##### Input #####

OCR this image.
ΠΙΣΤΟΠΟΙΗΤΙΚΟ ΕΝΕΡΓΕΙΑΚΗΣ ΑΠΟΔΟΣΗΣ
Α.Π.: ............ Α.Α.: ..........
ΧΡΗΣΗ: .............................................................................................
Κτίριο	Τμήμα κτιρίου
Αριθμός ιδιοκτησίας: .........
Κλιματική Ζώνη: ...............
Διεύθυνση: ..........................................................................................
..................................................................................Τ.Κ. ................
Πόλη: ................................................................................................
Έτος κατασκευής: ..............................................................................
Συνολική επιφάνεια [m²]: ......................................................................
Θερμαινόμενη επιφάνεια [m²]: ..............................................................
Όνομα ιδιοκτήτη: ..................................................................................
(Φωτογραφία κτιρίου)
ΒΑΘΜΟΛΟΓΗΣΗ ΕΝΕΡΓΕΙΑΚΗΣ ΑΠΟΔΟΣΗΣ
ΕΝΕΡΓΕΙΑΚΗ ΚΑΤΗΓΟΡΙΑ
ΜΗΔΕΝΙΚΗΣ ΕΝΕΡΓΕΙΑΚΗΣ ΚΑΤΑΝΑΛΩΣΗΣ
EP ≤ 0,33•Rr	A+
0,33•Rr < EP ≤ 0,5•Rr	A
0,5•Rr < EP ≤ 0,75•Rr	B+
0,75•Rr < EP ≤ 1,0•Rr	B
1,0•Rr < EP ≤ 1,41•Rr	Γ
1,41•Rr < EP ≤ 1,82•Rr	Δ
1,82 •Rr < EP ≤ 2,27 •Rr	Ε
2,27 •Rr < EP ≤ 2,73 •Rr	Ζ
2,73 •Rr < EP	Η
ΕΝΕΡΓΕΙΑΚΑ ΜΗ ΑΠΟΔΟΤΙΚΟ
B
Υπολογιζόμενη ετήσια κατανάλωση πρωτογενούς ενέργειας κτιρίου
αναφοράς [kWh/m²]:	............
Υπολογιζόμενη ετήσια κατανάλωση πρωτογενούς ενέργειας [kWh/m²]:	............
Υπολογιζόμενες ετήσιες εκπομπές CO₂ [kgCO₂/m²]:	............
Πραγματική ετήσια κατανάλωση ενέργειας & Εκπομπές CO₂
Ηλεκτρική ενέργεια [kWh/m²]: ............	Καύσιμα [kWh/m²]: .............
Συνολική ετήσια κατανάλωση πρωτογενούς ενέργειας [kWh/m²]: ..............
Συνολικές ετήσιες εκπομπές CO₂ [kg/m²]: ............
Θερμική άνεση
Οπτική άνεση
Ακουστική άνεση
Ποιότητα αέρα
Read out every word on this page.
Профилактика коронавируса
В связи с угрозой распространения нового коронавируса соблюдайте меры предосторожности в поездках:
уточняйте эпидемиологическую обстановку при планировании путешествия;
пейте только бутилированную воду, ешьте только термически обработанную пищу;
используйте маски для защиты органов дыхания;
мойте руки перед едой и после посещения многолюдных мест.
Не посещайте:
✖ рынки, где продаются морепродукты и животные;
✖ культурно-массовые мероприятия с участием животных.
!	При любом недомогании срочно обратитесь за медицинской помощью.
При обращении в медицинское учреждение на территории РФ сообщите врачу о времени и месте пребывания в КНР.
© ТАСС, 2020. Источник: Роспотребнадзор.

#####

Aim » Pick out every line above that holds the word "επιφάνεια" and copy it.

Correct output »
Συνολική επιφάνεια [m²]: ......................................................................
Θερμαινόμενη επιφάνεια [m²]: ..............................................................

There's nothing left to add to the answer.